SHORT TASK:
Return each line of the listing below, unchanged, and omit the images.

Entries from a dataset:
Start

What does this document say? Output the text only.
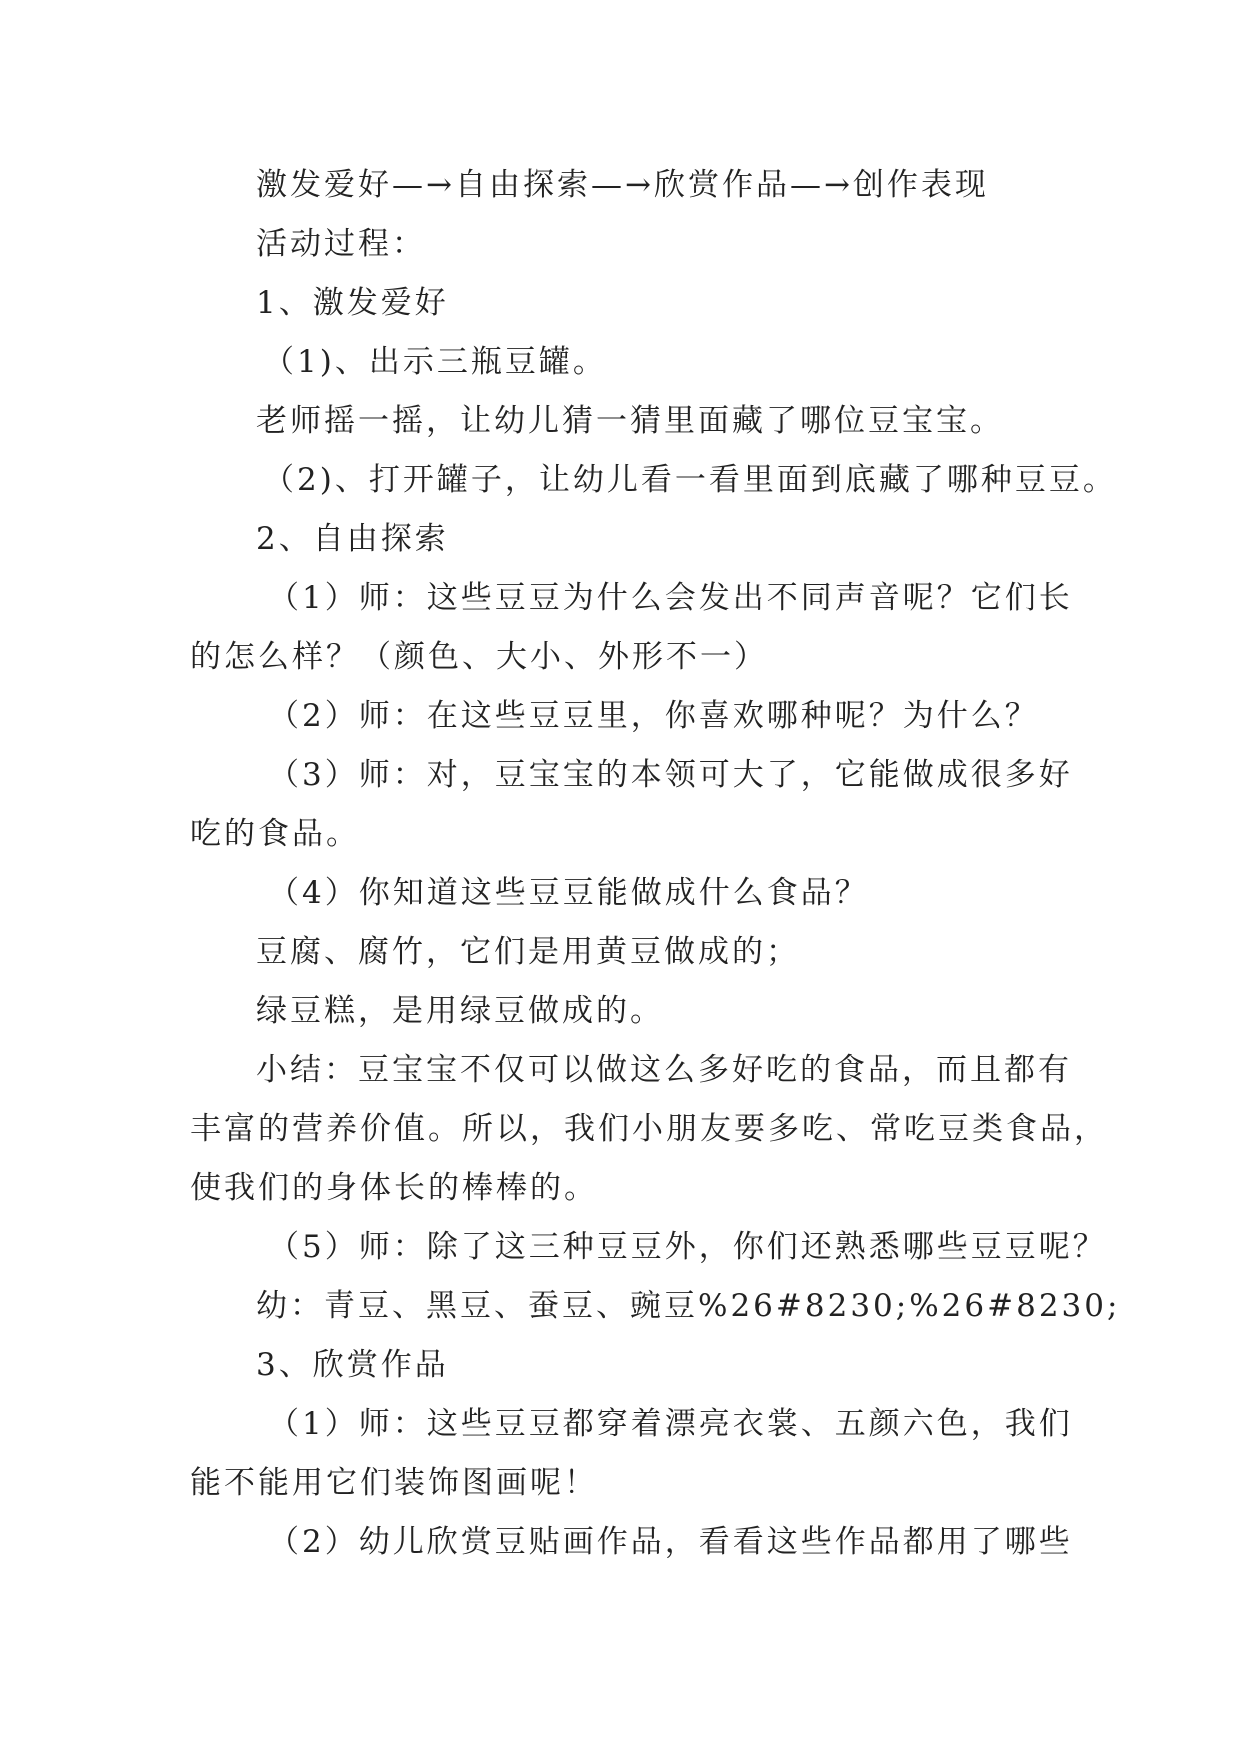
激发爱好—→自由探索—→欣赏作品—→创作表现
活动过程：
1、激发爱好
（1)、出示三瓶豆罐。
老师摇一摇，让幼儿猜一猜里面藏了哪位豆宝宝。
（2)、打开罐子，让幼儿看一看里面到底藏了哪种豆豆。
2、自由探索
（1）师：这些豆豆为什么会发出不同声音呢？它们长
的怎么样？（颜色、大小、外形不一）
（2）师：在这些豆豆里，你喜欢哪种呢？为什么？
（3）师：对，豆宝宝的本领可大了，它能做成很多好
吃的食品。
（4）你知道这些豆豆能做成什么食品？
豆腐、腐竹，它们是用黄豆做成的；
绿豆糕，是用绿豆做成的。
小结：豆宝宝不仅可以做这么多好吃的食品，而且都有
丰富的营养价值。所以，我们小朋友要多吃、常吃豆类食品，
使我们的身体长的棒棒的。
（5）师：除了这三种豆豆外，你们还熟悉哪些豆豆呢？
幼：青豆、黑豆、蚕豆、豌豆%26#8230;%26#8230;
3、欣赏作品
（1）师：这些豆豆都穿着漂亮衣裳、五颜六色，我们
能不能用它们装饰图画呢！
（2）幼儿欣赏豆贴画作品，看看这些作品都用了哪些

End

WRITTEN SOLUTION:
What does this document say? Output the text only.
激发爱好—→自由探索—→欣赏作品—→创作表现
活动过程：
1、激发爱好
（1)、出示三瓶豆罐。
老师摇一摇，让幼儿猜一猜里面藏了哪位豆宝宝。
（2)、打开罐子，让幼儿看一看里面到底藏了哪种豆豆。
2、自由探索
（1）师：这些豆豆为什么会发出不同声音呢？它们长
的怎么样？（颜色、大小、外形不一）
（2）师：在这些豆豆里，你喜欢哪种呢？为什么？
（3）师：对，豆宝宝的本领可大了，它能做成很多好
吃的食品。
（4）你知道这些豆豆能做成什么食品？
豆腐、腐竹，它们是用黄豆做成的；
绿豆糕，是用绿豆做成的。
小结：豆宝宝不仅可以做这么多好吃的食品，而且都有
丰富的营养价值。所以，我们小朋友要多吃、常吃豆类食品，
使我们的身体长的棒棒的。
（5）师：除了这三种豆豆外，你们还熟悉哪些豆豆呢？
幼：青豆、黑豆、蚕豆、豌豆%26#8230;%26#8230;
3、欣赏作品
（1）师：这些豆豆都穿着漂亮衣裳、五颜六色，我们
能不能用它们装饰图画呢！
（2）幼儿欣赏豆贴画作品，看看这些作品都用了哪些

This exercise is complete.